Read through the entries below and return each line with the word "岳阳楼记".

"""

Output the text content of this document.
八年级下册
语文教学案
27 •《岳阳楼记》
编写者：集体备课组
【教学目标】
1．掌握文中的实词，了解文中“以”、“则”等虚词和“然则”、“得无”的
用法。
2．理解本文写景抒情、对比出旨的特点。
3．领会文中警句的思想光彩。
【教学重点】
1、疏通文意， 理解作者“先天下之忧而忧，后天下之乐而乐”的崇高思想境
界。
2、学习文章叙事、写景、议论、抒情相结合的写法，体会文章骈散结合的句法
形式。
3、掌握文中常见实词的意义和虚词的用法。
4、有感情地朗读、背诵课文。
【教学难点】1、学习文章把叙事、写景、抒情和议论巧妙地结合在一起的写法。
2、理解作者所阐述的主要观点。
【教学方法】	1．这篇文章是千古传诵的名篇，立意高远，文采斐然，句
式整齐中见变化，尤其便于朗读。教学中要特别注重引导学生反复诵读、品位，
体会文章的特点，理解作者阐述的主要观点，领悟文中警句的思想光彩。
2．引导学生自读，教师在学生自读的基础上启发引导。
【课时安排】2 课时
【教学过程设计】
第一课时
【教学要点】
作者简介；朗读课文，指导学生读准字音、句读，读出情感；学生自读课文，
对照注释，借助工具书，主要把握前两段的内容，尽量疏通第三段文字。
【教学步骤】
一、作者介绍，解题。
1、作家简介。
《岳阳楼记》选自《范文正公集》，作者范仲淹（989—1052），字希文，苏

"""

- _EXERCISE SOLUTION_
27 •《岳阳楼记》
《岳阳楼记》选自《范文正公集》，作者范仲淹（989—1052），字希文，苏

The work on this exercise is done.